── Passage to read

# Marriage Visa Interview



## mariek (Aug 17, 2009)

Hi,
I was just wondering if anyone has been through the interview process for a residency permit as a non-EU foreigner married to a Greek. Is the interview conducted only in Greek (my own Greek is still very limited)? Is it treated as more of a formality or is it an intense interview process? I'm just looking for any clues on what to expect. 
Thank you very much!


----------



## wka (Sep 18, 2009)

Hi, I'm new to this as well, I am going to be doing this sometime this year. I don't know very much about it but I do know that:

1) it is usually a seven-member panel that conducts the interviews
2) they will summon you and you show up - and if you don't show up, your application is void
3) it is only conducted in Greek
4) some people are not required to do this, even though they are non-EU citizens married to Greeks (just lucky, I guess)

If I find out anything more, I'll add it... but from what I hear, the aim is determine if the marriage is a real one or just for the papers, so you have to answer personal questions about each other.


----------



## mariek (Aug 17, 2009)

Hi there, 
I actually had my interview last week and it was basically a formality. It took no more than two minutes, literally. They did ask if I spoke Greek, to which my husband replied, "Not really." They asked four questions:
Where did you meet?
What do you do?
Do you speak Greek?
Do you like Greece?

My husband answered all the questions except whether I like Greece or not. It was very much a formality in our case.
Good luck with yours!


----------



## wka (Sep 18, 2009)

WOW! Thanks for posting that! We had heard that it was more of an interrogation, and that we had to bring our wedding photos, plane tickets from trips we had taken together, and much more!! That's a huge relief!


----------



## mariek (Aug 17, 2009)

When they send you the letter telling you when your appointment is they will tell you what to bring. Ours just said to bring ID, which they actually never looked at. 
I don't know if they are tougher in Athens but here in Larissa it was like we had stumbled into somebody's coffee time with their 6 friends. 
I'm sure you will be fine.


----------



## brionnaj (Jun 1, 2009)

*don't sweat the interview*

From what I have heard, it's mostly a formality. I didn't even end up having one - they told me that the office was so backed up, they were only interviewing couples in which there seemed to be a large disparity in age (and I am assuming targeting higher risk countries of origin, which we are not). A friend of mine from Malaysia said her's lasted only a couple minutes and she had it within some months of moving here and her Greek wasn't very strong.


----------

────
── Dataset section

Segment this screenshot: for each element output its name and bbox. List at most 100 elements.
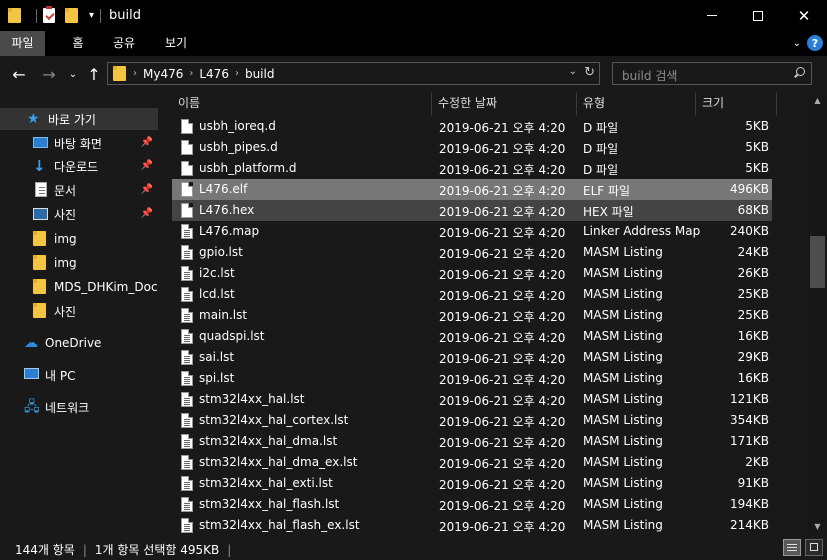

────

» **Work to do**
A. In the marriage visa interview thread, in which city did mariek have the interview?
B. Repeat the part of the marriage visa interview thread starting with "What do you" and going on through "luck with yours!".
C. Summarize the marriage visa interview thread in two sentences.

» **Solutions by task**
A. Larissa.

B.
What do you do?
Do you speak Greek?
Do you like Greece?

My husband answered all the questions except whether I like Greece or not. It was very much a formality in our case.
Good luck with yours!

C. A poster married to a Greek asks what the residency permit interview for non-EU spouses involves, and another user has heard that a panel, usually of seven members, conducts it only in Greek to judge whether the marriage is real. The original poster then reports that the interview in Larissa took no more than two minutes and was basically a formality, and a third user was never interviewed because the office was backed up.